• [WHAT YOU NEED TO DO]
Return a copy of every line in the data below that contains "title".

++++ GIVEN ENTRIES ++++

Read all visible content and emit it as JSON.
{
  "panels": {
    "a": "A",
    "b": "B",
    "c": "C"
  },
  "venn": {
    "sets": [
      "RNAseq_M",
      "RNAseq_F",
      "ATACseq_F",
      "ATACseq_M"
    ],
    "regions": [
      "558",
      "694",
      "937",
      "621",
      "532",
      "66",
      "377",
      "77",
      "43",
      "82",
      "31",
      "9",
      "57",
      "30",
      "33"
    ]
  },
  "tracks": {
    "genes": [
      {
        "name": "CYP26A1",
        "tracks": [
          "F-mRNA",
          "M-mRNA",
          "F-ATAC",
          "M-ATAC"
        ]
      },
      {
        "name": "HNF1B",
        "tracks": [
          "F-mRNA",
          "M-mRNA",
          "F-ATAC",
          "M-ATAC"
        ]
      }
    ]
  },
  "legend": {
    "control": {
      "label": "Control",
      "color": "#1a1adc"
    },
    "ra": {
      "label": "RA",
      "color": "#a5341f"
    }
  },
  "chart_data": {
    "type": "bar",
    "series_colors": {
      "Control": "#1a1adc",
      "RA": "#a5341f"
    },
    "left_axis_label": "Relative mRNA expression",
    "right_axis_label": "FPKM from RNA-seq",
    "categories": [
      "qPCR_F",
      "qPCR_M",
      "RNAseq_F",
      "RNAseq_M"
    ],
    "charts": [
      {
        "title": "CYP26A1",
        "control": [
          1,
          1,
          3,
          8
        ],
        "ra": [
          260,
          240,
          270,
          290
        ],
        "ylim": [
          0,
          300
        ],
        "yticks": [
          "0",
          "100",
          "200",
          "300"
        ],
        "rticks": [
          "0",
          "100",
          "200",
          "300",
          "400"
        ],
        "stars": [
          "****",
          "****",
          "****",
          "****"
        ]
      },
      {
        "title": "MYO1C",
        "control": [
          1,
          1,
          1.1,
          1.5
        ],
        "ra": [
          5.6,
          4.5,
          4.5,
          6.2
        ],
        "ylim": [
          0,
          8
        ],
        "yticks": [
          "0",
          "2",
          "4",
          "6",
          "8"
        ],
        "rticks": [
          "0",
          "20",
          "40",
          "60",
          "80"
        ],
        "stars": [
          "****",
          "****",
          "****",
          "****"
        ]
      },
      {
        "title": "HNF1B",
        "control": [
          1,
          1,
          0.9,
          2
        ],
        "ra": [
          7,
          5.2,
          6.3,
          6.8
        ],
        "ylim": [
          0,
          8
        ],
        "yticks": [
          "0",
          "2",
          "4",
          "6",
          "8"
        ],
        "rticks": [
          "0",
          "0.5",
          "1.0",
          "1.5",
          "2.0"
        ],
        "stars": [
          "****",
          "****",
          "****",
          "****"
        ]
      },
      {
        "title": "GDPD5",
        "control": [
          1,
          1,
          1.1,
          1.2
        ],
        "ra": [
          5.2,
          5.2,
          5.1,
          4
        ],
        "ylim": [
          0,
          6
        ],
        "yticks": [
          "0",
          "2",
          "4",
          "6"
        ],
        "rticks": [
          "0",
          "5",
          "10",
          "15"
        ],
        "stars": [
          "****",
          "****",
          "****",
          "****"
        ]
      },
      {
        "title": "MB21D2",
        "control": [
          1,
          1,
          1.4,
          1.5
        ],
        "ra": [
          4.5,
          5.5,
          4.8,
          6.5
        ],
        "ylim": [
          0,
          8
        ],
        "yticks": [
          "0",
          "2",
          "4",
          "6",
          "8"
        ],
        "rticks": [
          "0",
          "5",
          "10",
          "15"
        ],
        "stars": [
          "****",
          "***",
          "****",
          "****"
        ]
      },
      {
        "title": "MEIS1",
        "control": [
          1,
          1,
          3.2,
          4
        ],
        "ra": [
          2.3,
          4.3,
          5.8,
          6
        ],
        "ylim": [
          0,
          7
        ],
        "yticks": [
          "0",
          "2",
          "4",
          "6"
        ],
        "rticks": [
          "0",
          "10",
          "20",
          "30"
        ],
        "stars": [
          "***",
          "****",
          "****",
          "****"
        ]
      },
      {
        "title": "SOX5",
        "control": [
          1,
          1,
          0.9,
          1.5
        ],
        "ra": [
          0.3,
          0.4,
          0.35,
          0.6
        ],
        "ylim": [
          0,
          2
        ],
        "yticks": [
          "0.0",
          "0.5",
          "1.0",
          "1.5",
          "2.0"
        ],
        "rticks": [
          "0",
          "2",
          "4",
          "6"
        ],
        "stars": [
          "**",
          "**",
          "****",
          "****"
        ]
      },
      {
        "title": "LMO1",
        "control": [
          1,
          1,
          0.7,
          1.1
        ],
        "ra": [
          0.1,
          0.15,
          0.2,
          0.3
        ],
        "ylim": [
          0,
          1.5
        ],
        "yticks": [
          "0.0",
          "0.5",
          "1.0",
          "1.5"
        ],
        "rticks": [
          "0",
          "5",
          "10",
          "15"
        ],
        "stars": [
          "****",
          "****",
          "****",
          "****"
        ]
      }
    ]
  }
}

++++

• [SOLUTION BELOW]
        "title": "CYP26A1",
        "title": "MYO1C",
        "title": "HNF1B",
        "title": "GDPD5",
        "title": "MB21D2",
        "title": "MEIS1",
        "title": "SOX5",
        "title": "LMO1",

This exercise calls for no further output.